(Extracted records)
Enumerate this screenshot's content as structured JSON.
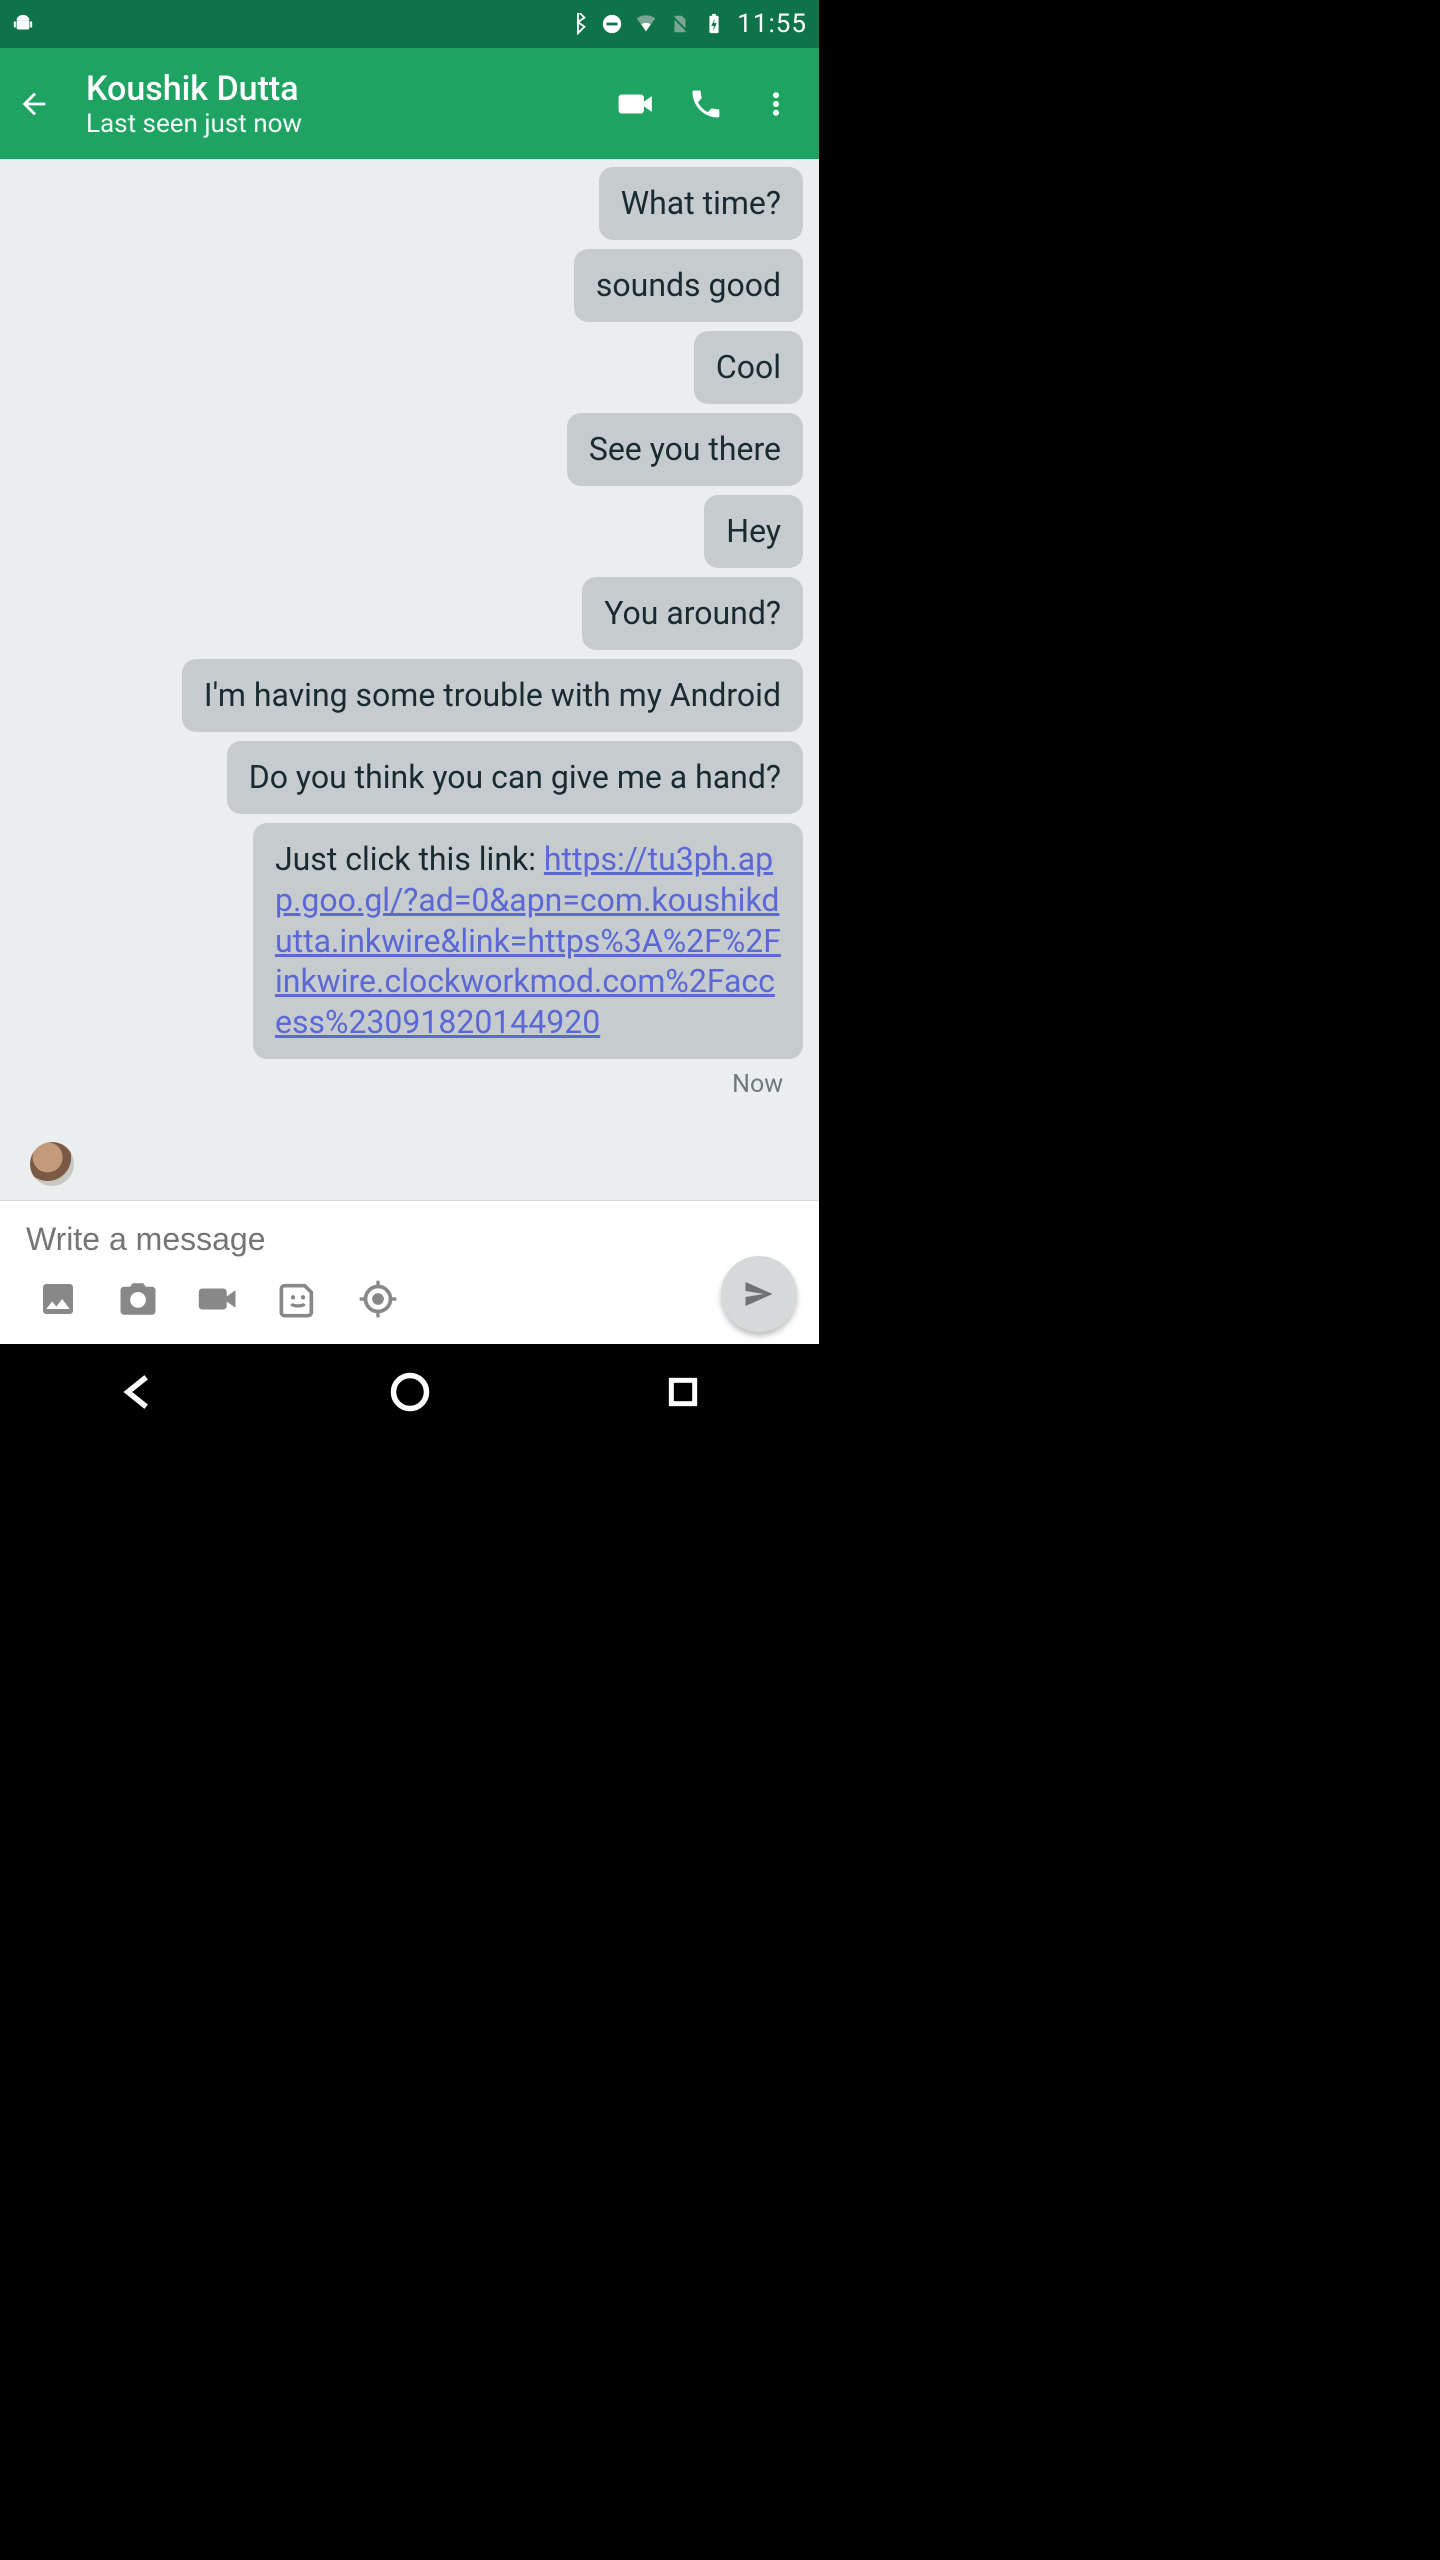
{
  "status": {
    "time": "11:55"
  },
  "header": {
    "contact_name": "Koushik Dutta",
    "last_seen": "Last seen just now"
  },
  "messages": [
    {
      "text": "What time?"
    },
    {
      "text": "sounds good"
    },
    {
      "text": "Cool"
    },
    {
      "text": "See you there"
    },
    {
      "text": "Hey"
    },
    {
      "text": "You around?"
    },
    {
      "text": "I'm having some trouble with my Android"
    },
    {
      "text": "Do you think you can give me a hand?"
    }
  ],
  "link_msg": {
    "prefix": "Just click this link: ",
    "url_text": "https://tu3ph.app.goo.gl/?ad=0&apn=com.koushikdutta.inkwire&link=https%3A%2F%2Finkwire.clockworkmod.com%2Faccess%23091820144920"
  },
  "timestamp": "Now",
  "compose": {
    "placeholder": "Write a message"
  }
}
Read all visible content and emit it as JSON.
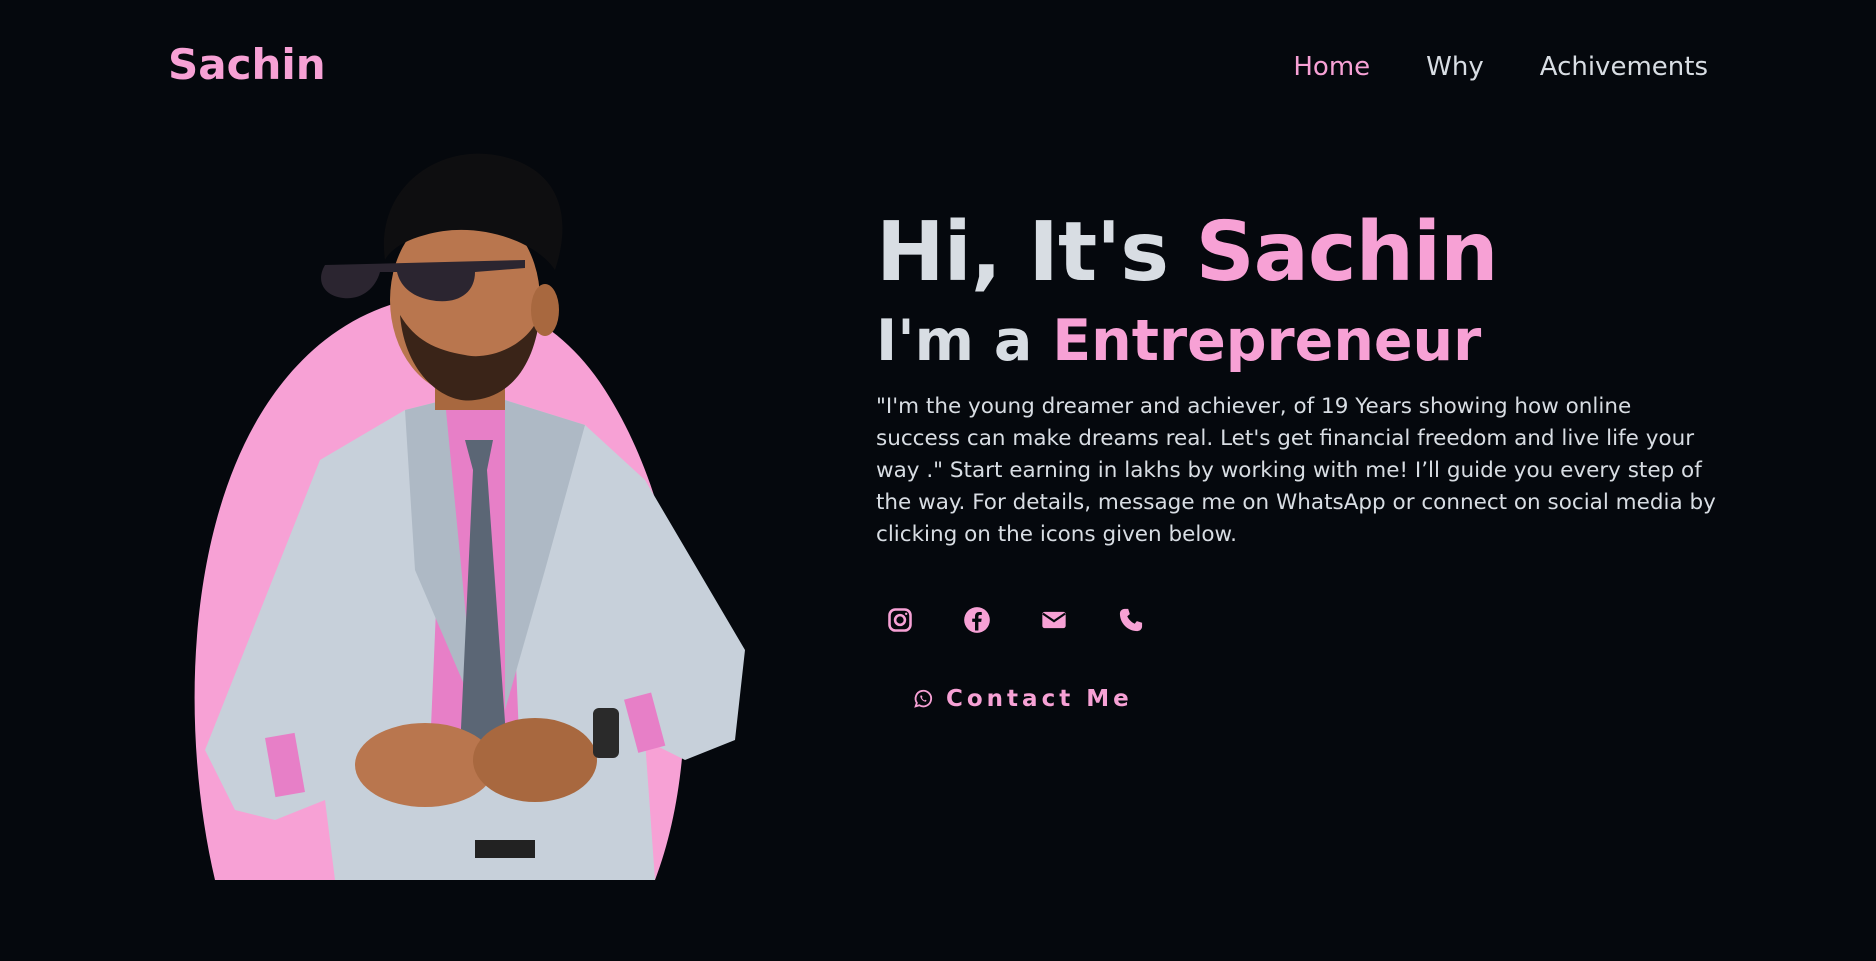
{
  "header": {
    "logo": "Sachin",
    "nav": [
      {
        "label": "Home",
        "active": true
      },
      {
        "label": "Why",
        "active": false
      },
      {
        "label": "Achivements",
        "active": false
      }
    ]
  },
  "hero": {
    "greeting_prefix": "Hi, It's ",
    "greeting_name": "Sachin",
    "role_prefix": "I'm a ",
    "role": "Entrepreneur",
    "bio": "\"I'm the young dreamer and achiever, of 19 Years showing how online success can make dreams real. Let's get financial freedom and live life your way .\" Start earning in lakhs by working with me! I’ll guide you every step of the way. For details, message me on WhatsApp or connect on social media by clicking on the icons given below.",
    "socials": [
      "instagram-icon",
      "facebook-icon",
      "email-icon",
      "phone-icon"
    ],
    "contact_button": "Contact Me"
  },
  "colors": {
    "background": "#05080d",
    "accent": "#f7a1d5",
    "text": "#d8dde3",
    "suit": "#c7d0da",
    "shirt": "#e77fc7",
    "tie": "#5b6675",
    "skin": "#b9764e"
  }
}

### Task goal
Count every line bearing the word "JSON"; report the total only.

### The reply
2